GIVEN INSTRUCTION: Restate, word for word, every line of the data.

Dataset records
★ ★ ★ ★ ★ ★ ★

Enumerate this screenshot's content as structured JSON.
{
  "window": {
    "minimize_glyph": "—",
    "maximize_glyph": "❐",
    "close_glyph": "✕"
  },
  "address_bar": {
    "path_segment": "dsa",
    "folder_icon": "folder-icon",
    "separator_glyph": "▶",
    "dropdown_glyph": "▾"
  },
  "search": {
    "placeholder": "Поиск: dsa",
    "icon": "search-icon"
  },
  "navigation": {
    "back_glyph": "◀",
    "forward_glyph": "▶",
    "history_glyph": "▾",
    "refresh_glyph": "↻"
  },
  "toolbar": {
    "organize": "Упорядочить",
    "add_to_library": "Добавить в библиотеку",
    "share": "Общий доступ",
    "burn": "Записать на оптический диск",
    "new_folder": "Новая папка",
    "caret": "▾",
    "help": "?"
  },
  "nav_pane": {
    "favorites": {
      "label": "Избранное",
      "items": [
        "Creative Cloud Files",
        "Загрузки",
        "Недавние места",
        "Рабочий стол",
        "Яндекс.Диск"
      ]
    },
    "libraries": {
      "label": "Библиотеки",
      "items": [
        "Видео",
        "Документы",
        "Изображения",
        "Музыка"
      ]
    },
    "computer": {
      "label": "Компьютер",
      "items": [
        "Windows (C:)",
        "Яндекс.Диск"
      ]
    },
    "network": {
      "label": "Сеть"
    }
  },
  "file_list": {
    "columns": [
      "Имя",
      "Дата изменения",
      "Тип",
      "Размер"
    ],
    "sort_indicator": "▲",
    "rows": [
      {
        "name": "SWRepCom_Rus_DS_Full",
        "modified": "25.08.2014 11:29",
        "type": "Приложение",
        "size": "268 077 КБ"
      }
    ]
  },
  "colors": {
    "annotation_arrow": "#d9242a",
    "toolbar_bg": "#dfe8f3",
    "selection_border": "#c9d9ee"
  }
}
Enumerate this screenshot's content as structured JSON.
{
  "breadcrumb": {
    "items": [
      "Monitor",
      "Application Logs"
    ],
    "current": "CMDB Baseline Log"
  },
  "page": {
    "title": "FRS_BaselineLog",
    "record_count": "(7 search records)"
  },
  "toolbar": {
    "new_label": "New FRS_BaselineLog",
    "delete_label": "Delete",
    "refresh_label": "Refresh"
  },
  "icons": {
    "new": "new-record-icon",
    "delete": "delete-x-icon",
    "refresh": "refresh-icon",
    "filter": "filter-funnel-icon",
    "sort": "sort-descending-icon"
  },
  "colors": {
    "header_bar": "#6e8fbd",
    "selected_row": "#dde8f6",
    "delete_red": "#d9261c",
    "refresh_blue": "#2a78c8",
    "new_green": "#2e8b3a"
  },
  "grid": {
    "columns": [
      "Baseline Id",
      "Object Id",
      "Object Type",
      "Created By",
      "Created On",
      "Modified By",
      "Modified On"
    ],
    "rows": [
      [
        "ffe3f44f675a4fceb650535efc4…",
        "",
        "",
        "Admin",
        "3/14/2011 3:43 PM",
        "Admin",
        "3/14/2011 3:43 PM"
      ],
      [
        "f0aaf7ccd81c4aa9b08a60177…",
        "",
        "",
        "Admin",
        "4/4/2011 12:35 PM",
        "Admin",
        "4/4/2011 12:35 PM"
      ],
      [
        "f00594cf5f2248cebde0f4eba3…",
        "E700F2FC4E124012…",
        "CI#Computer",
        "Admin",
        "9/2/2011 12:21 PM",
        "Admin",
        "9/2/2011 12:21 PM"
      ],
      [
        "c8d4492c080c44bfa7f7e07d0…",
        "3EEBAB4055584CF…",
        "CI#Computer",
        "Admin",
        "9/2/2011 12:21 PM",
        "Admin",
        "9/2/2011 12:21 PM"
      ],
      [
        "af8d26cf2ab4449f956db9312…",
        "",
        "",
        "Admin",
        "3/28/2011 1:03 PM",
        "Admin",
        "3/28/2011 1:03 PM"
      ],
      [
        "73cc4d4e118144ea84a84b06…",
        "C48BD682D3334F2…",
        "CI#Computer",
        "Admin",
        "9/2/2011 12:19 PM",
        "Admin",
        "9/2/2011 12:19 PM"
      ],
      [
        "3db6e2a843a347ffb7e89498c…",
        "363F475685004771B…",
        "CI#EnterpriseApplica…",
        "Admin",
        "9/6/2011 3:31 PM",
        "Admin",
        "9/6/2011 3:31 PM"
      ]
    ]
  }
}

★ ★ ★ ★ ★ ★ ★

FINISHED ANSWER:
Enumerate this screenshot's content as structured JSON.
{
  "window": {
    "minimize_glyph": "—",
    "maximize_glyph": "❐",
    "close_glyph": "✕"
  },
  "address_bar": {
    "path_segment": "dsa",
    "folder_icon": "folder-icon",
    "separator_glyph": "▶",
    "dropdown_glyph": "▾"
  },
  "search": {
    "placeholder": "Поиск: dsa",
    "icon": "search-icon"
  },
  "navigation": {
    "back_glyph": "◀",
    "forward_glyph": "▶",
    "history_glyph": "▾",
    "refresh_glyph": "↻"
  },
  "toolbar": {
    "organize": "Упорядочить",
    "add_to_library": "Добавить в библиотеку",
    "share": "Общий доступ",
    "burn": "Записать на оптический диск",
    "new_folder": "Новая папка",
    "caret": "▾",
    "help": "?"
  },
  "nav_pane": {
    "favorites": {
      "label": "Избранное",
      "items": [
        "Creative Cloud Files",
        "Загрузки",
        "Недавние места",
        "Рабочий стол",
        "Яндекс.Диск"
      ]
    },
    "libraries": {
      "label": "Библиотеки",
      "items": [
        "Видео",
        "Документы",
        "Изображения",
        "Музыка"
      ]
    },
    "computer": {
      "label": "Компьютер",
      "items": [
        "Windows (C:)",
        "Яндекс.Диск"
      ]
    },
    "network": {
      "label": "Сеть"
    }
  },
  "file_list": {
    "columns": [
      "Имя",
      "Дата изменения",
      "Тип",
      "Размер"
    ],
    "sort_indicator": "▲",
    "rows": [
      {
        "name": "SWRepCom_Rus_DS_Full",
        "modified": "25.08.2014 11:29",
        "type": "Приложение",
        "size": "268 077 КБ"
      }
    ]
  },
  "colors": {
    "annotation_arrow": "#d9242a",
    "toolbar_bg": "#dfe8f3",
    "selection_border": "#c9d9ee"
  }
}
Enumerate this screenshot's content as structured JSON.
{
  "breadcrumb": {
    "items": [
      "Monitor",
      "Application Logs"
    ],
    "current": "CMDB Baseline Log"
  },
  "page": {
    "title": "FRS_BaselineLog",
    "record_count": "(7 search records)"
  },
  "toolbar": {
    "new_label": "New FRS_BaselineLog",
    "delete_label": "Delete",
    "refresh_label": "Refresh"
  },
  "icons": {
    "new": "new-record-icon",
    "delete": "delete-x-icon",
    "refresh": "refresh-icon",
    "filter": "filter-funnel-icon",
    "sort": "sort-descending-icon"
  },
  "colors": {
    "header_bar": "#6e8fbd",
    "selected_row": "#dde8f6",
    "delete_red": "#d9261c",
    "refresh_blue": "#2a78c8",
    "new_green": "#2e8b3a"
  },
  "grid": {
    "columns": [
      "Baseline Id",
      "Object Id",
      "Object Type",
      "Created By",
      "Created On",
      "Modified By",
      "Modified On"
    ],
    "rows": [
      [
        "ffe3f44f675a4fceb650535efc4…",
        "",
        "",
        "Admin",
        "3/14/2011 3:43 PM",
        "Admin",
        "3/14/2011 3:43 PM"
      ],
      [
        "f0aaf7ccd81c4aa9b08a60177…",
        "",
        "",
        "Admin",
        "4/4/2011 12:35 PM",
        "Admin",
        "4/4/2011 12:35 PM"
      ],
      [
        "f00594cf5f2248cebde0f4eba3…",
        "E700F2FC4E124012…",
        "CI#Computer",
        "Admin",
        "9/2/2011 12:21 PM",
        "Admin",
        "9/2/2011 12:21 PM"
      ],
      [
        "c8d4492c080c44bfa7f7e07d0…",
        "3EEBAB4055584CF…",
        "CI#Computer",
        "Admin",
        "9/2/2011 12:21 PM",
        "Admin",
        "9/2/2011 12:21 PM"
      ],
      [
        "af8d26cf2ab4449f956db9312…",
        "",
        "",
        "Admin",
        "3/28/2011 1:03 PM",
        "Admin",
        "3/28/2011 1:03 PM"
      ],
      [
        "73cc4d4e118144ea84a84b06…",
        "C48BD682D3334F2…",
        "CI#Computer",
        "Admin",
        "9/2/2011 12:19 PM",
        "Admin",
        "9/2/2011 12:19 PM"
      ],
      [
        "3db6e2a843a347ffb7e89498c…",
        "363F475685004771B…",
        "CI#EnterpriseApplica…",
        "Admin",
        "9/6/2011 3:31 PM",
        "Admin",
        "9/6/2011 3:31 PM"
      ]
    ]
  }
}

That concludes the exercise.